** BEGIN RECORDED INFORMATION **

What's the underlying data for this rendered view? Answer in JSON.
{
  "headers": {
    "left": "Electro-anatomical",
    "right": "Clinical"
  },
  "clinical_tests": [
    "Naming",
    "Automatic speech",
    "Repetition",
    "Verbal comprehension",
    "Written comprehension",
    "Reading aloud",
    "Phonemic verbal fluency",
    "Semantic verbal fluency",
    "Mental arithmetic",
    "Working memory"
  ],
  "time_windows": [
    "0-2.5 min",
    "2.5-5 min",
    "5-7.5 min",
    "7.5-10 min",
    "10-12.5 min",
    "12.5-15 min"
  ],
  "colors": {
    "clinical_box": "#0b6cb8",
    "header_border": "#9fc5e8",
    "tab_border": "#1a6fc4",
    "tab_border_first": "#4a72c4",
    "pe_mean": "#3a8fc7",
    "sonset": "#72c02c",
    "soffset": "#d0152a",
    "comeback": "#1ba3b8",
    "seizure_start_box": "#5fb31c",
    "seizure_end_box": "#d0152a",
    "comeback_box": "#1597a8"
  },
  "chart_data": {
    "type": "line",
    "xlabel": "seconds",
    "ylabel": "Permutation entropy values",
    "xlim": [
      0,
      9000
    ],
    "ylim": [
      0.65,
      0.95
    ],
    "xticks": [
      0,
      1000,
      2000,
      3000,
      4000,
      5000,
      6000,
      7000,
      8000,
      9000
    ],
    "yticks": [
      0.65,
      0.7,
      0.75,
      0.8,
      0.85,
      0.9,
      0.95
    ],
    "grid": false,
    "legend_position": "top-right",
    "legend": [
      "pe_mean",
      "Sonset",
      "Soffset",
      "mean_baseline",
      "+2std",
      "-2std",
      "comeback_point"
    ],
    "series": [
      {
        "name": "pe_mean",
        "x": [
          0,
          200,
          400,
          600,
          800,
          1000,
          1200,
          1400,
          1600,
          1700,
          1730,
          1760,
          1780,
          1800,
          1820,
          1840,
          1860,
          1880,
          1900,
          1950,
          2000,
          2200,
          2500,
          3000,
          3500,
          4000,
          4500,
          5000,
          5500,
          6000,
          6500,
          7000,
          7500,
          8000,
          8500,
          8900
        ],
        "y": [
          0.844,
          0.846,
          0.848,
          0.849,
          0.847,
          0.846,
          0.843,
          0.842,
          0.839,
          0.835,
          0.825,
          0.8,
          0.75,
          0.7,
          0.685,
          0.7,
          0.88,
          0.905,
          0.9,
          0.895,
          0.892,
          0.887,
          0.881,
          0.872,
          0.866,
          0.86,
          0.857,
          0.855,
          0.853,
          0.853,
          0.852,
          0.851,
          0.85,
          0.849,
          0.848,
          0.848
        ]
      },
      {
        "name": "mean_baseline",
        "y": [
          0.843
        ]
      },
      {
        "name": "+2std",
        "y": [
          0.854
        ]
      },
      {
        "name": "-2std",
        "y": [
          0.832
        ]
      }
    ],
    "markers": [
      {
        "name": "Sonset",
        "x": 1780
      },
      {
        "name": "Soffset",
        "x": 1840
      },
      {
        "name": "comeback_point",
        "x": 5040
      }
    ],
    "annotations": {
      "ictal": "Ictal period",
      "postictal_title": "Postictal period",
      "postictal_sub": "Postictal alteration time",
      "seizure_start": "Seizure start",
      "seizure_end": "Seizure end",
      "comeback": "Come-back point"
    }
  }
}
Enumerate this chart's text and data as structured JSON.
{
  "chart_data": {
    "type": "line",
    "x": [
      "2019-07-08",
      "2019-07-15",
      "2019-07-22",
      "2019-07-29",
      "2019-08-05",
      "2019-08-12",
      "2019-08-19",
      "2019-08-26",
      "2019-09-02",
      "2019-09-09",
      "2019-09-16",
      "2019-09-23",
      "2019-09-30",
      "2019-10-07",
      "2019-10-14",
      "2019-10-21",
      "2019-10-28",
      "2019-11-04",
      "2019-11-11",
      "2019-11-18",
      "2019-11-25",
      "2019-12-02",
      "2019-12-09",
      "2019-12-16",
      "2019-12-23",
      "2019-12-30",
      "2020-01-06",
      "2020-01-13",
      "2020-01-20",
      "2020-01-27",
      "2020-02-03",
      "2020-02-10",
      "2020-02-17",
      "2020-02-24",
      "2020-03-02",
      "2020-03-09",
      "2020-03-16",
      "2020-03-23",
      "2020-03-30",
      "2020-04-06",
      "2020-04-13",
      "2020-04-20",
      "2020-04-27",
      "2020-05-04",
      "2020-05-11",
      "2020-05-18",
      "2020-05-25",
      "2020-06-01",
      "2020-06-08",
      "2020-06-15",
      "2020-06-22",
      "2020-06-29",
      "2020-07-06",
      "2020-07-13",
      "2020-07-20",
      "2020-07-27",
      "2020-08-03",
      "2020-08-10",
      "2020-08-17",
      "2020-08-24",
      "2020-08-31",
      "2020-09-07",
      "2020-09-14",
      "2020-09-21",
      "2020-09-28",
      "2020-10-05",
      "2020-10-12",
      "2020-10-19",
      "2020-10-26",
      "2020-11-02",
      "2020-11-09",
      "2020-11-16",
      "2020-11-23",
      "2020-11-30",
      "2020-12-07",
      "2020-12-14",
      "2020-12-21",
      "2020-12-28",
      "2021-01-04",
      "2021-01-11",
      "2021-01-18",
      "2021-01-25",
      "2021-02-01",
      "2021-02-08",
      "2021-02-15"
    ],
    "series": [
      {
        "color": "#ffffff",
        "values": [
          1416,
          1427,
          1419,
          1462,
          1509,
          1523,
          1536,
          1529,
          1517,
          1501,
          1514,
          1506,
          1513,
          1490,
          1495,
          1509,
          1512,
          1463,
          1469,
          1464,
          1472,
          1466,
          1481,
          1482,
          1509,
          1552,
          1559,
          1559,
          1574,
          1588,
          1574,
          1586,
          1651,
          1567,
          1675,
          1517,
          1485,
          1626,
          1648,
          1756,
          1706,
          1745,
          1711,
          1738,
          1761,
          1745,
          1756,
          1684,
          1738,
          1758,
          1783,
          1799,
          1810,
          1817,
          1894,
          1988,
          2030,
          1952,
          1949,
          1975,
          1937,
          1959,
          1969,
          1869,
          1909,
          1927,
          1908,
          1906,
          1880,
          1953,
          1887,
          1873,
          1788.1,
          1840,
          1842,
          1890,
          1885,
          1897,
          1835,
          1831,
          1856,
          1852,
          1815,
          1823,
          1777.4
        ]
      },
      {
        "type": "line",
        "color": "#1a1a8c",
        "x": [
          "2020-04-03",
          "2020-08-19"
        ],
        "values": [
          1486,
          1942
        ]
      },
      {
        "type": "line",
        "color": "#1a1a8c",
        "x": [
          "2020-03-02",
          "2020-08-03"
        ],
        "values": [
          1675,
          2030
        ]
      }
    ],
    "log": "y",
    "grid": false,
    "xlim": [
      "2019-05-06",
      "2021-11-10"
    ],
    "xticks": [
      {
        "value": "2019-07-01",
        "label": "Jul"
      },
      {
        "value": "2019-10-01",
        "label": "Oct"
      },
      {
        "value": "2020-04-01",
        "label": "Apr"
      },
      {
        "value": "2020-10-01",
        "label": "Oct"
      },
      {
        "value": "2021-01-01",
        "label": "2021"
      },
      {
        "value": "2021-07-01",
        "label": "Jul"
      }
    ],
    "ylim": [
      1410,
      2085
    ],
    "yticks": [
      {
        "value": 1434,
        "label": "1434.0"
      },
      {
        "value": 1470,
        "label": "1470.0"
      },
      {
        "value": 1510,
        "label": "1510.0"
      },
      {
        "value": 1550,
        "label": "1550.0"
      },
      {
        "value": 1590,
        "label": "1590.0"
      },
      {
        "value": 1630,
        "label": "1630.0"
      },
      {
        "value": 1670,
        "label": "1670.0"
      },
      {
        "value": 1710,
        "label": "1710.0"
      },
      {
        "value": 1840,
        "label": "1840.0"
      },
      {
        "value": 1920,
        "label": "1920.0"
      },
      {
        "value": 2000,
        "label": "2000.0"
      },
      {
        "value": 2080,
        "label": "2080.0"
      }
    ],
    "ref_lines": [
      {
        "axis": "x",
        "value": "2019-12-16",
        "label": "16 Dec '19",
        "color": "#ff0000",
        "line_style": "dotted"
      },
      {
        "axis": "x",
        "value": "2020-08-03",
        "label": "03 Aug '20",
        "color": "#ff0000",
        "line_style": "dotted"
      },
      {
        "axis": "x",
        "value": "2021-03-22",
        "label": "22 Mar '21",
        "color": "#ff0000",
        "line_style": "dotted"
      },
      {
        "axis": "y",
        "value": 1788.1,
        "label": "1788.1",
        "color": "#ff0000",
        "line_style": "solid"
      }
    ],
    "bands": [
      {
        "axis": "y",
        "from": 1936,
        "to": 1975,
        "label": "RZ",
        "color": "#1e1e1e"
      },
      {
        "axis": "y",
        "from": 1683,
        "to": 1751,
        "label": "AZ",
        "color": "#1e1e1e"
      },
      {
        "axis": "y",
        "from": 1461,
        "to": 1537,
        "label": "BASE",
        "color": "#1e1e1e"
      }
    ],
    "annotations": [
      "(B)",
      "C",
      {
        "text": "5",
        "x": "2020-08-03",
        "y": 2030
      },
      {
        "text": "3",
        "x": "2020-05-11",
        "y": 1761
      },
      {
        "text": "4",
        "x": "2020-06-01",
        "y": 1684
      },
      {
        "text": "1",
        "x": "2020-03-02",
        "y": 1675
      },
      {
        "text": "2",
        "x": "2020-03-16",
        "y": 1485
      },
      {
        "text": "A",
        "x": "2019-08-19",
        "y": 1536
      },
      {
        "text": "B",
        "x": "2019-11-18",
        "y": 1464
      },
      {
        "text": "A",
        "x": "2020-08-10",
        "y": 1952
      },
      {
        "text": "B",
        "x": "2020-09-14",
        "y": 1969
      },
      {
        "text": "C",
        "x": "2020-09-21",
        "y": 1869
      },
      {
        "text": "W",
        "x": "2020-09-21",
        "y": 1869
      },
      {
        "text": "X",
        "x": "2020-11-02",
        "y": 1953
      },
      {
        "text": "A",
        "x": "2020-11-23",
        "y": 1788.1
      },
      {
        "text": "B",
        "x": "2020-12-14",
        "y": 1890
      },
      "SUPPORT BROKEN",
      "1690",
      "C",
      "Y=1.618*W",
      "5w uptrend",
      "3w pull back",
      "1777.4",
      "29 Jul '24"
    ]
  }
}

** END RECORDED INFORMATION **

WHAT IS ASKED » In the material above, find the lines that contain "this" and show them.

OUTPUT »
What's the underlying data for this rendered view? Answer in JSON.
Enumerate this chart's text and data as structured JSON.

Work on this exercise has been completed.